◆ WHAT YOU HAVE TO DO
Leave out the pictures and repeat the data exactly.

◆ PROVIDED DATA
☆ ☆ ☆

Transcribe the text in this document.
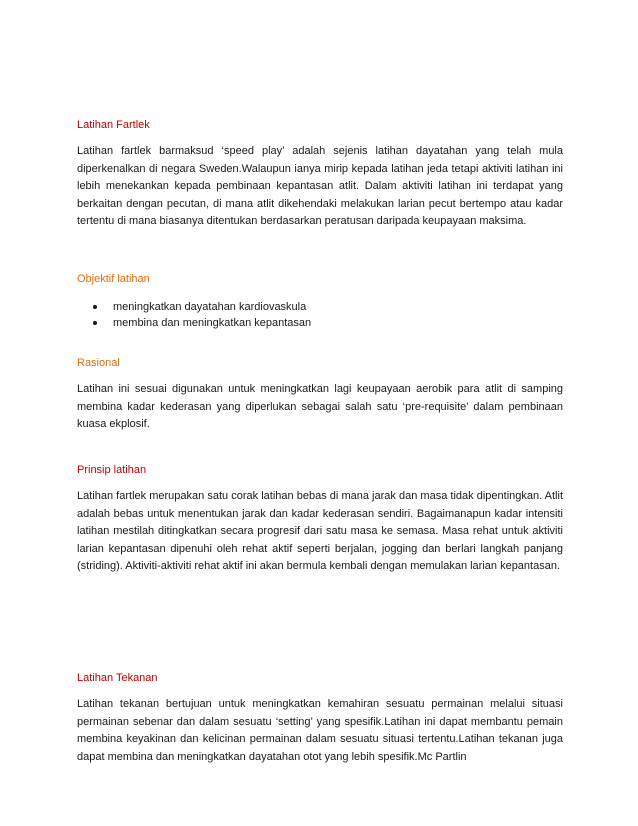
Latihan Fartlek

Latihan fartlek barmaksud ‘speed play’ adalah sejenis latihan dayatahan yang telah mula diperkenalkan di negara Sweden.Walaupun ianya mirip kepada latihan jeda tetapi aktiviti latihan ini lebih menekankan kepada pembinaan kepantasan atlit. Dalam aktiviti latihan ini terdapat yang berkaitan dengan pecutan, di mana atlit dikehendaki melakukan larian pecut bertempo atau kadar tertentu di mana biasanya ditentukan berdasarkan peratusan daripada keupayaan maksima.

Objektif latihan
meningkatkan dayatahan kardiovaskula
membina dan meningkatkan kepantasan
Rasional

Latihan ini sesuai digunakan untuk meningkatkan lagi keupayaan aerobik para atlit di samping membina kadar kederasan yang diperlukan sebagai salah satu ‘pre-requisite’ dalam pembinaan kuasa ekplosif.

Prinsip latihan

Latihan fartlek merupakan satu corak latihan bebas di mana jarak dan masa tidak dipentingkan. Atlit adalah bebas untuk menentukan jarak dan kadar kederasan sendiri. Bagaimanapun kadar intensiti latihan mestilah ditingkatkan secara progresif dari satu masa ke semasa. Masa rehat untuk aktiviti larian kepantasan dipenuhi oleh rehat aktif seperti berjalan, jogging dan berlari langkah panjang (striding). Aktiviti-aktiviti rehat aktif ini akan bermula kembali dengan memulakan larian kepantasan.

Latihan Tekanan

Latihan tekanan bertujuan untuk meningkatkan kemahiran sesuatu permainan melalui situasi permainan sebenar dan dalam sesuatu ‘setting’ yang spesifik.Latihan ini dapat membantu pemain membina keyakinan dan kelicinan permainan dalam sesuatu situasi tertentu.Latihan tekanan juga dapat membina dan meningkatkan dayatahan otot yang lebih spesifik.Mc Partlin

☆ ☆ ☆

◆ RESPONSE TO THIS EXERCISE
Transcribe the text in this document.
Latihan Fartlek

Latihan fartlek barmaksud ‘speed play’ adalah sejenis latihan dayatahan yang telah mula diperkenalkan di negara Sweden.Walaupun ianya mirip kepada latihan jeda tetapi aktiviti latihan ini lebih menekankan kepada pembinaan kepantasan atlit. Dalam aktiviti latihan ini terdapat yang berkaitan dengan pecutan, di mana atlit dikehendaki melakukan larian pecut bertempo atau kadar tertentu di mana biasanya ditentukan berdasarkan peratusan daripada keupayaan maksima.

Objektif latihan
meningkatkan dayatahan kardiovaskula
membina dan meningkatkan kepantasan
Rasional

Latihan ini sesuai digunakan untuk meningkatkan lagi keupayaan aerobik para atlit di samping membina kadar kederasan yang diperlukan sebagai salah satu ‘pre-requisite’ dalam pembinaan kuasa ekplosif.

Prinsip latihan

Latihan fartlek merupakan satu corak latihan bebas di mana jarak dan masa tidak dipentingkan. Atlit adalah bebas untuk menentukan jarak dan kadar kederasan sendiri. Bagaimanapun kadar intensiti latihan mestilah ditingkatkan secara progresif dari satu masa ke semasa. Masa rehat untuk aktiviti larian kepantasan dipenuhi oleh rehat aktif seperti berjalan, jogging dan berlari langkah panjang (striding). Aktiviti-aktiviti rehat aktif ini akan bermula kembali dengan memulakan larian kepantasan.

Latihan Tekanan

Latihan tekanan bertujuan untuk meningkatkan kemahiran sesuatu permainan melalui situasi permainan sebenar dan dalam sesuatu ‘setting’ yang spesifik.Latihan ini dapat membantu pemain membina keyakinan dan kelicinan permainan dalam sesuatu situasi tertentu.Latihan tekanan juga dapat membina dan meningkatkan dayatahan otot yang lebih spesifik.Mc Partlin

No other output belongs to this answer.